● **Task item**:
Within the records below, repeat each line exactly but keep every picture out of the copy.

Data records
━━━━━━━━━━━━━━━━

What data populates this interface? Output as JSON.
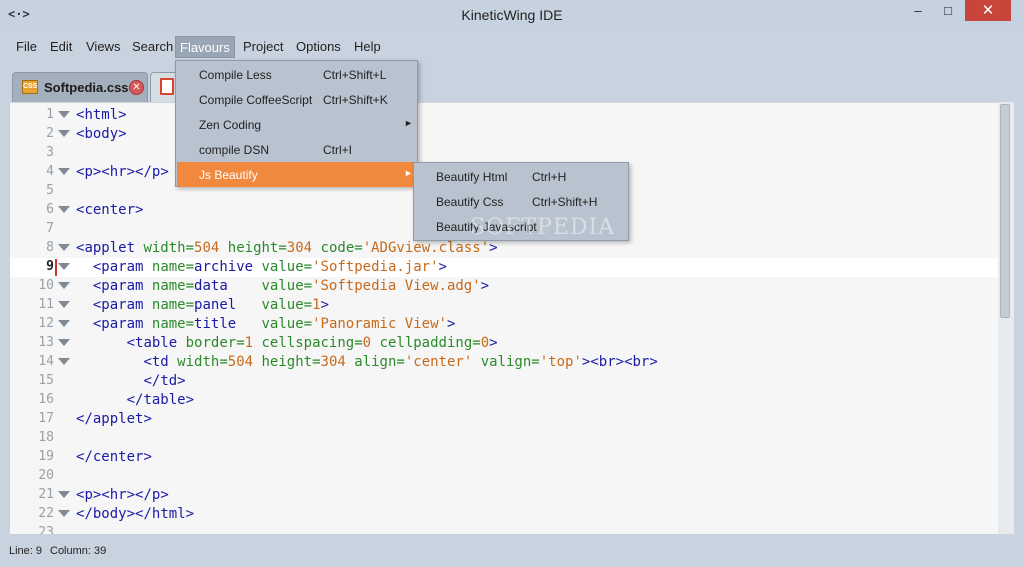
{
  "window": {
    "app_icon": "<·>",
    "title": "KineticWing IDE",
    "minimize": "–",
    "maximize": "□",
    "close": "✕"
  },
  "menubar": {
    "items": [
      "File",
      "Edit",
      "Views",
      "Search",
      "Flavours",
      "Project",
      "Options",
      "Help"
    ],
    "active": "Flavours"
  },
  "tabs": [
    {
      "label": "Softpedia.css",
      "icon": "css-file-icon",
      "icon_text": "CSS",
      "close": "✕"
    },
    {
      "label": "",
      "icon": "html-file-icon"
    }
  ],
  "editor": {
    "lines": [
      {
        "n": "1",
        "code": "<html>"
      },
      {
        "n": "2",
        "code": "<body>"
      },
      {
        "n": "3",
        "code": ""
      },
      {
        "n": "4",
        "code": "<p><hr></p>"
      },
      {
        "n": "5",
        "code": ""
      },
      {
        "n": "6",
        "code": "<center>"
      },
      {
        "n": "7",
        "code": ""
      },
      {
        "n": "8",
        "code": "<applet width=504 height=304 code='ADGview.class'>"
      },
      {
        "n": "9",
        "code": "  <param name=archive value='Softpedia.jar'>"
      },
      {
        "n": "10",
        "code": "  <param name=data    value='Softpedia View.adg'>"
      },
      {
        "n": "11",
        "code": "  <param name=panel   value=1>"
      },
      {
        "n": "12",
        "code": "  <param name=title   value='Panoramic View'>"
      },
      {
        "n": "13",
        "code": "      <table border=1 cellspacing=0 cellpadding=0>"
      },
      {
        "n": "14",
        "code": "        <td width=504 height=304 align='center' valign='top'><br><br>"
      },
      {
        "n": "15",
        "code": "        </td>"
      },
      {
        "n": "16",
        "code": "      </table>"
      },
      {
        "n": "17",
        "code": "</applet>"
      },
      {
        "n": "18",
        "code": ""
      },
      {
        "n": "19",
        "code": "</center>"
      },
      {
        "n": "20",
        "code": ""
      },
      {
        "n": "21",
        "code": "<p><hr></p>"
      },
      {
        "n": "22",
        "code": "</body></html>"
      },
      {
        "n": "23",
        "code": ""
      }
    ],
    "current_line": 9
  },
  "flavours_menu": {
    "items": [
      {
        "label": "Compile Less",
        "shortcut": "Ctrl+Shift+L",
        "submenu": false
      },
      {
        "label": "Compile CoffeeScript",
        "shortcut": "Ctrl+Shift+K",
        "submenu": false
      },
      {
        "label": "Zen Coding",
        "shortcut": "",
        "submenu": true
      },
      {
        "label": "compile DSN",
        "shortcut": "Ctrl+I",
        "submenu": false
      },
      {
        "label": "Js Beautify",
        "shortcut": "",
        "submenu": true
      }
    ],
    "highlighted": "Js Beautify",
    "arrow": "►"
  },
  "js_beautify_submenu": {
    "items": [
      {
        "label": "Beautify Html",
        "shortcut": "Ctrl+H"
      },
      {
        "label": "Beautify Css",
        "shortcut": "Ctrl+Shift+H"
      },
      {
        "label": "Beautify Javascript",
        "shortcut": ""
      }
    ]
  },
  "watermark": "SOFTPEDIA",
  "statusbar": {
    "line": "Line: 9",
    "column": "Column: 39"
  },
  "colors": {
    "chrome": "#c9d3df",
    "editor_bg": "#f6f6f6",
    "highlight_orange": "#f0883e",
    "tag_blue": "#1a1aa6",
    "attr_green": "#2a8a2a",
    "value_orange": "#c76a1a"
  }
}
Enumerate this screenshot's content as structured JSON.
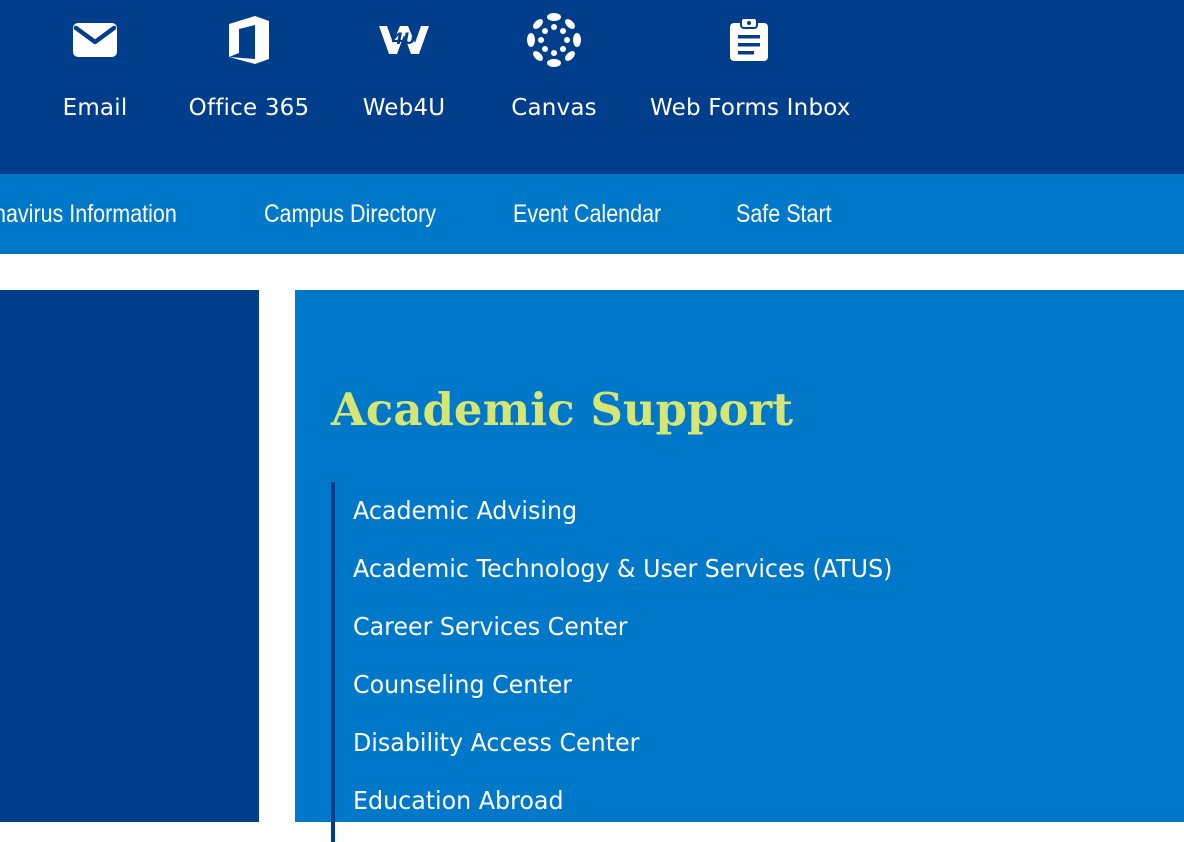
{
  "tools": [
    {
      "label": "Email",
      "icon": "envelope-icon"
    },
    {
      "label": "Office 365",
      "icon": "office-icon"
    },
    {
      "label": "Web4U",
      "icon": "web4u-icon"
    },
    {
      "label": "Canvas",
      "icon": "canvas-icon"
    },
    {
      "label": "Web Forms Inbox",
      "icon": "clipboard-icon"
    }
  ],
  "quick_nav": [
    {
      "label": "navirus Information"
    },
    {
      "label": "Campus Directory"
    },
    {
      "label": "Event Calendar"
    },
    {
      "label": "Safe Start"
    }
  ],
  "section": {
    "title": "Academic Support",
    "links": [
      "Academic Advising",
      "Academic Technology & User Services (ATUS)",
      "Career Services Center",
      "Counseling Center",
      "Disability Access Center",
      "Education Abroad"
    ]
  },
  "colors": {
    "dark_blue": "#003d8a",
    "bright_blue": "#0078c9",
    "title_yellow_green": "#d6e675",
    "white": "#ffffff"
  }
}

━━━━━━━━━━━━━━━━

● **Task result**:
What data populates this interface? Output as JSON.
{
  "window": {
    "app_icon": "<·>",
    "title": "KineticWing IDE",
    "minimize": "–",
    "maximize": "□",
    "close": "✕"
  },
  "menubar": {
    "items": [
      "File",
      "Edit",
      "Views",
      "Search",
      "Flavours",
      "Project",
      "Options",
      "Help"
    ],
    "active": "Flavours"
  },
  "tabs": [
    {
      "label": "Softpedia.css",
      "icon": "css-file-icon",
      "icon_text": "CSS",
      "close": "✕"
    },
    {
      "label": "",
      "icon": "html-file-icon"
    }
  ],
  "editor": {
    "lines": [
      {
        "n": "1",
        "code": "<html>"
      },
      {
        "n": "2",
        "code": "<body>"
      },
      {
        "n": "3",
        "code": ""
      },
      {
        "n": "4",
        "code": "<p><hr></p>"
      },
      {
        "n": "5",
        "code": ""
      },
      {
        "n": "6",
        "code": "<center>"
      },
      {
        "n": "7",
        "code": ""
      },
      {
        "n": "8",
        "code": "<applet width=504 height=304 code='ADGview.class'>"
      },
      {
        "n": "9",
        "code": "  <param name=archive value='Softpedia.jar'>"
      },
      {
        "n": "10",
        "code": "  <param name=data    value='Softpedia View.adg'>"
      },
      {
        "n": "11",
        "code": "  <param name=panel   value=1>"
      },
      {
        "n": "12",
        "code": "  <param name=title   value='Panoramic View'>"
      },
      {
        "n": "13",
        "code": "      <table border=1 cellspacing=0 cellpadding=0>"
      },
      {
        "n": "14",
        "code": "        <td width=504 height=304 align='center' valign='top'><br><br>"
      },
      {
        "n": "15",
        "code": "        </td>"
      },
      {
        "n": "16",
        "code": "      </table>"
      },
      {
        "n": "17",
        "code": "</applet>"
      },
      {
        "n": "18",
        "code": ""
      },
      {
        "n": "19",
        "code": "</center>"
      },
      {
        "n": "20",
        "code": ""
      },
      {
        "n": "21",
        "code": "<p><hr></p>"
      },
      {
        "n": "22",
        "code": "</body></html>"
      },
      {
        "n": "23",
        "code": ""
      }
    ],
    "current_line": 9
  },
  "flavours_menu": {
    "items": [
      {
        "label": "Compile Less",
        "shortcut": "Ctrl+Shift+L",
        "submenu": false
      },
      {
        "label": "Compile CoffeeScript",
        "shortcut": "Ctrl+Shift+K",
        "submenu": false
      },
      {
        "label": "Zen Coding",
        "shortcut": "",
        "submenu": true
      },
      {
        "label": "compile DSN",
        "shortcut": "Ctrl+I",
        "submenu": false
      },
      {
        "label": "Js Beautify",
        "shortcut": "",
        "submenu": true
      }
    ],
    "highlighted": "Js Beautify",
    "arrow": "►"
  },
  "js_beautify_submenu": {
    "items": [
      {
        "label": "Beautify Html",
        "shortcut": "Ctrl+H"
      },
      {
        "label": "Beautify Css",
        "shortcut": "Ctrl+Shift+H"
      },
      {
        "label": "Beautify Javascript",
        "shortcut": ""
      }
    ]
  },
  "watermark": "SOFTPEDIA",
  "statusbar": {
    "line": "Line: 9",
    "column": "Column: 39"
  },
  "colors": {
    "chrome": "#c9d3df",
    "editor_bg": "#f6f6f6",
    "highlight_orange": "#f0883e",
    "tag_blue": "#1a1aa6",
    "attr_green": "#2a8a2a",
    "value_orange": "#c76a1a"
  }
}
Enumerate this screenshot's content as structured JSON.
{
  "tools": [
    {
      "label": "Email",
      "icon": "envelope-icon"
    },
    {
      "label": "Office 365",
      "icon": "office-icon"
    },
    {
      "label": "Web4U",
      "icon": "web4u-icon"
    },
    {
      "label": "Canvas",
      "icon": "canvas-icon"
    },
    {
      "label": "Web Forms Inbox",
      "icon": "clipboard-icon"
    }
  ],
  "quick_nav": [
    {
      "label": "navirus Information"
    },
    {
      "label": "Campus Directory"
    },
    {
      "label": "Event Calendar"
    },
    {
      "label": "Safe Start"
    }
  ],
  "section": {
    "title": "Academic Support",
    "links": [
      "Academic Advising",
      "Academic Technology & User Services (ATUS)",
      "Career Services Center",
      "Counseling Center",
      "Disability Access Center",
      "Education Abroad"
    ]
  },
  "colors": {
    "dark_blue": "#003d8a",
    "bright_blue": "#0078c9",
    "title_yellow_green": "#d6e675",
    "white": "#ffffff"
  }
}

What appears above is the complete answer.